#### [Dataset content]
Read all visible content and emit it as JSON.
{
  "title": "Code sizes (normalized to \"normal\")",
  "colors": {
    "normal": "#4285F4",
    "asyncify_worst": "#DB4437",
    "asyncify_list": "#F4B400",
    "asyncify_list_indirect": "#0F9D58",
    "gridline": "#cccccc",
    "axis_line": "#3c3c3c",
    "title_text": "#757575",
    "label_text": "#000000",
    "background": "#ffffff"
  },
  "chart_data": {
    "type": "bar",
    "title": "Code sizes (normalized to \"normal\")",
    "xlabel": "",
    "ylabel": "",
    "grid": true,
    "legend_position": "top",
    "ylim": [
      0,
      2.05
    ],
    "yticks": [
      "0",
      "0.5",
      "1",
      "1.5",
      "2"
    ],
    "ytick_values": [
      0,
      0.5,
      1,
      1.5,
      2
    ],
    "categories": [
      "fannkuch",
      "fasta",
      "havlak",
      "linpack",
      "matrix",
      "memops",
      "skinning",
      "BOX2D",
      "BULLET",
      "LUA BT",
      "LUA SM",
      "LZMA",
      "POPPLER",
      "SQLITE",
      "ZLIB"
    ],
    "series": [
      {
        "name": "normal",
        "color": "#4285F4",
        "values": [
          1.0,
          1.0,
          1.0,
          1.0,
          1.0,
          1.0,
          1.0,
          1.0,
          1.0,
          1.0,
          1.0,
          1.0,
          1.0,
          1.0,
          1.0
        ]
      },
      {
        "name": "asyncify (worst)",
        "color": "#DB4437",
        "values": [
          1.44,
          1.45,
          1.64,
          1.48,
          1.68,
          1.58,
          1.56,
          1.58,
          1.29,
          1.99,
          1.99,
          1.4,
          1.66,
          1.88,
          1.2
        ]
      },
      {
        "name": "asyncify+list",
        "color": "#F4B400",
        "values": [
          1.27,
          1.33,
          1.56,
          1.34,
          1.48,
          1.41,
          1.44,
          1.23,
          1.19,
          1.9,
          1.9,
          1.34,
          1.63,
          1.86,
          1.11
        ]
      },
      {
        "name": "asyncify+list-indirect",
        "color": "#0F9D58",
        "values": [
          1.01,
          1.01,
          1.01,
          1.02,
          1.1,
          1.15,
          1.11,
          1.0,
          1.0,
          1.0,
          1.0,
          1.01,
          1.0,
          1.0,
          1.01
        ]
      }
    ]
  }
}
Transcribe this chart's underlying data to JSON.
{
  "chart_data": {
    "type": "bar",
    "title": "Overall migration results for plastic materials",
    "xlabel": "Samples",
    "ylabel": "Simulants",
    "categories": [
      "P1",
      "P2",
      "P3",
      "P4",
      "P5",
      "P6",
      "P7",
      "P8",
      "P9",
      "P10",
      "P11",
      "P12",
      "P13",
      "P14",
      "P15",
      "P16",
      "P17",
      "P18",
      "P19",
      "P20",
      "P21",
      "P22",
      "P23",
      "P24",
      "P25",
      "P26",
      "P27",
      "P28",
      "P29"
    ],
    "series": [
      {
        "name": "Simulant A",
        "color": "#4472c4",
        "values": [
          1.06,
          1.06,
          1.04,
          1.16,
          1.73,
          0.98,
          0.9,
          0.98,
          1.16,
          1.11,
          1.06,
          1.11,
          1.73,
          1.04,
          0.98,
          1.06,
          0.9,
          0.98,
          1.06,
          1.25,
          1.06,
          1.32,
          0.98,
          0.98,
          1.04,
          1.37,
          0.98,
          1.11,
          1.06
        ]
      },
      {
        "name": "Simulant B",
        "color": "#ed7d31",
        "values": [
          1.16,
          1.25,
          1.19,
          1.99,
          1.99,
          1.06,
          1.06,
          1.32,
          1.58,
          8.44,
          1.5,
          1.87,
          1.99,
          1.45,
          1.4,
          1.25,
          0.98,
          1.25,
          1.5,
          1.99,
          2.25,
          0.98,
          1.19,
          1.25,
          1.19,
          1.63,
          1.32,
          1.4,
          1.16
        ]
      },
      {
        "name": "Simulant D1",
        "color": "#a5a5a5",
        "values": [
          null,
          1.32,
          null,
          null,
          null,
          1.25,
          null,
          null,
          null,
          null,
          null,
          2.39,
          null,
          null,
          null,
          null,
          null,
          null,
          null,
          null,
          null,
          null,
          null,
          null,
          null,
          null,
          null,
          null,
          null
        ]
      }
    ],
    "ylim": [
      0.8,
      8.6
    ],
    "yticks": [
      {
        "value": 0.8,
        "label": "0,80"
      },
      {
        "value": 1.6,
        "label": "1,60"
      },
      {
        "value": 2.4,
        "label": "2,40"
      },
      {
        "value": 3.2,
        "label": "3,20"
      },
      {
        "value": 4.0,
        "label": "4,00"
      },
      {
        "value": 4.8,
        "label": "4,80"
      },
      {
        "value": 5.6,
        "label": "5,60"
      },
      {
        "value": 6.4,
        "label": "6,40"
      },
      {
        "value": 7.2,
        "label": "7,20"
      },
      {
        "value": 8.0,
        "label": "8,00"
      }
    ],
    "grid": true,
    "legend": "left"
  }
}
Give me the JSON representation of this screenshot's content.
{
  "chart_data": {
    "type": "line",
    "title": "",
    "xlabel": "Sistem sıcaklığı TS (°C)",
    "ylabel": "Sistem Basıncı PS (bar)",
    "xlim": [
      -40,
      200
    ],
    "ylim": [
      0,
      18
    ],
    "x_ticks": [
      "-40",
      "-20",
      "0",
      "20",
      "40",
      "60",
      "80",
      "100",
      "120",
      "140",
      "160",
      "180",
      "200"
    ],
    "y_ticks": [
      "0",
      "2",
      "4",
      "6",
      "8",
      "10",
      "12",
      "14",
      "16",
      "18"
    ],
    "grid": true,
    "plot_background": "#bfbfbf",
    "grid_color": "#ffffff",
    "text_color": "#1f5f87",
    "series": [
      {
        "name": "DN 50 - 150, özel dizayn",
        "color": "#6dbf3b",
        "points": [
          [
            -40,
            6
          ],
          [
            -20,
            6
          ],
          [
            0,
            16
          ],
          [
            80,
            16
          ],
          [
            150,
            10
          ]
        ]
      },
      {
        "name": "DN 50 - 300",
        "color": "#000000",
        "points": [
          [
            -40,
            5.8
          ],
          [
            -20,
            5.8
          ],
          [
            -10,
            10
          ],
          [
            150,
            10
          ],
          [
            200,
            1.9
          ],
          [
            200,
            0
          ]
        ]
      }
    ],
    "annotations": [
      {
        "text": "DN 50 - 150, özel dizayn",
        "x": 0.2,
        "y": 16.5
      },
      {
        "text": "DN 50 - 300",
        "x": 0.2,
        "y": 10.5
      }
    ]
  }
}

#### [Do this]
Print out all the entries precisely as written.

#### [Task result]
Read all visible content and emit it as JSON.
{
  "title": "Code sizes (normalized to \"normal\")",
  "colors": {
    "normal": "#4285F4",
    "asyncify_worst": "#DB4437",
    "asyncify_list": "#F4B400",
    "asyncify_list_indirect": "#0F9D58",
    "gridline": "#cccccc",
    "axis_line": "#3c3c3c",
    "title_text": "#757575",
    "label_text": "#000000",
    "background": "#ffffff"
  },
  "chart_data": {
    "type": "bar",
    "title": "Code sizes (normalized to \"normal\")",
    "xlabel": "",
    "ylabel": "",
    "grid": true,
    "legend_position": "top",
    "ylim": [
      0,
      2.05
    ],
    "yticks": [
      "0",
      "0.5",
      "1",
      "1.5",
      "2"
    ],
    "ytick_values": [
      0,
      0.5,
      1,
      1.5,
      2
    ],
    "categories": [
      "fannkuch",
      "fasta",
      "havlak",
      "linpack",
      "matrix",
      "memops",
      "skinning",
      "BOX2D",
      "BULLET",
      "LUA BT",
      "LUA SM",
      "LZMA",
      "POPPLER",
      "SQLITE",
      "ZLIB"
    ],
    "series": [
      {
        "name": "normal",
        "color": "#4285F4",
        "values": [
          1.0,
          1.0,
          1.0,
          1.0,
          1.0,
          1.0,
          1.0,
          1.0,
          1.0,
          1.0,
          1.0,
          1.0,
          1.0,
          1.0,
          1.0
        ]
      },
      {
        "name": "asyncify (worst)",
        "color": "#DB4437",
        "values": [
          1.44,
          1.45,
          1.64,
          1.48,
          1.68,
          1.58,
          1.56,
          1.58,
          1.29,
          1.99,
          1.99,
          1.4,
          1.66,
          1.88,
          1.2
        ]
      },
      {
        "name": "asyncify+list",
        "color": "#F4B400",
        "values": [
          1.27,
          1.33,
          1.56,
          1.34,
          1.48,
          1.41,
          1.44,
          1.23,
          1.19,
          1.9,
          1.9,
          1.34,
          1.63,
          1.86,
          1.11
        ]
      },
      {
        "name": "asyncify+list-indirect",
        "color": "#0F9D58",
        "values": [
          1.01,
          1.01,
          1.01,
          1.02,
          1.1,
          1.15,
          1.11,
          1.0,
          1.0,
          1.0,
          1.0,
          1.01,
          1.0,
          1.0,
          1.01
        ]
      }
    ]
  }
}
Transcribe this chart's underlying data to JSON.
{
  "chart_data": {
    "type": "bar",
    "title": "Overall migration results for plastic materials",
    "xlabel": "Samples",
    "ylabel": "Simulants",
    "categories": [
      "P1",
      "P2",
      "P3",
      "P4",
      "P5",
      "P6",
      "P7",
      "P8",
      "P9",
      "P10",
      "P11",
      "P12",
      "P13",
      "P14",
      "P15",
      "P16",
      "P17",
      "P18",
      "P19",
      "P20",
      "P21",
      "P22",
      "P23",
      "P24",
      "P25",
      "P26",
      "P27",
      "P28",
      "P29"
    ],
    "series": [
      {
        "name": "Simulant A",
        "color": "#4472c4",
        "values": [
          1.06,
          1.06,
          1.04,
          1.16,
          1.73,
          0.98,
          0.9,
          0.98,
          1.16,
          1.11,
          1.06,
          1.11,
          1.73,
          1.04,
          0.98,
          1.06,
          0.9,
          0.98,
          1.06,
          1.25,
          1.06,
          1.32,
          0.98,
          0.98,
          1.04,
          1.37,
          0.98,
          1.11,
          1.06
        ]
      },
      {
        "name": "Simulant B",
        "color": "#ed7d31",
        "values": [
          1.16,
          1.25,
          1.19,
          1.99,
          1.99,
          1.06,
          1.06,
          1.32,
          1.58,
          8.44,
          1.5,
          1.87,
          1.99,
          1.45,
          1.4,
          1.25,
          0.98,
          1.25,
          1.5,
          1.99,
          2.25,
          0.98,
          1.19,
          1.25,
          1.19,
          1.63,
          1.32,
          1.4,
          1.16
        ]
      },
      {
        "name": "Simulant D1",
        "color": "#a5a5a5",
        "values": [
          null,
          1.32,
          null,
          null,
          null,
          1.25,
          null,
          null,
          null,
          null,
          null,
          2.39,
          null,
          null,
          null,
          null,
          null,
          null,
          null,
          null,
          null,
          null,
          null,
          null,
          null,
          null,
          null,
          null,
          null
        ]
      }
    ],
    "ylim": [
      0.8,
      8.6
    ],
    "yticks": [
      {
        "value": 0.8,
        "label": "0,80"
      },
      {
        "value": 1.6,
        "label": "1,60"
      },
      {
        "value": 2.4,
        "label": "2,40"
      },
      {
        "value": 3.2,
        "label": "3,20"
      },
      {
        "value": 4.0,
        "label": "4,00"
      },
      {
        "value": 4.8,
        "label": "4,80"
      },
      {
        "value": 5.6,
        "label": "5,60"
      },
      {
        "value": 6.4,
        "label": "6,40"
      },
      {
        "value": 7.2,
        "label": "7,20"
      },
      {
        "value": 8.0,
        "label": "8,00"
      }
    ],
    "grid": true,
    "legend": "left"
  }
}
Give me the JSON representation of this screenshot's content.
{
  "chart_data": {
    "type": "line",
    "title": "",
    "xlabel": "Sistem sıcaklığı TS (°C)",
    "ylabel": "Sistem Basıncı PS (bar)",
    "xlim": [
      -40,
      200
    ],
    "ylim": [
      0,
      18
    ],
    "x_ticks": [
      "-40",
      "-20",
      "0",
      "20",
      "40",
      "60",
      "80",
      "100",
      "120",
      "140",
      "160",
      "180",
      "200"
    ],
    "y_ticks": [
      "0",
      "2",
      "4",
      "6",
      "8",
      "10",
      "12",
      "14",
      "16",
      "18"
    ],
    "grid": true,
    "plot_background": "#bfbfbf",
    "grid_color": "#ffffff",
    "text_color": "#1f5f87",
    "series": [
      {
        "name": "DN 50 - 150, özel dizayn",
        "color": "#6dbf3b",
        "points": [
          [
            -40,
            6
          ],
          [
            -20,
            6
          ],
          [
            0,
            16
          ],
          [
            80,
            16
          ],
          [
            150,
            10
          ]
        ]
      },
      {
        "name": "DN 50 - 300",
        "color": "#000000",
        "points": [
          [
            -40,
            5.8
          ],
          [
            -20,
            5.8
          ],
          [
            -10,
            10
          ],
          [
            150,
            10
          ],
          [
            200,
            1.9
          ],
          [
            200,
            0
          ]
        ]
      }
    ],
    "annotations": [
      {
        "text": "DN 50 - 150, özel dizayn",
        "x": 0.2,
        "y": 16.5
      },
      {
        "text": "DN 50 - 300",
        "x": 0.2,
        "y": 10.5
      }
    ]
  }
}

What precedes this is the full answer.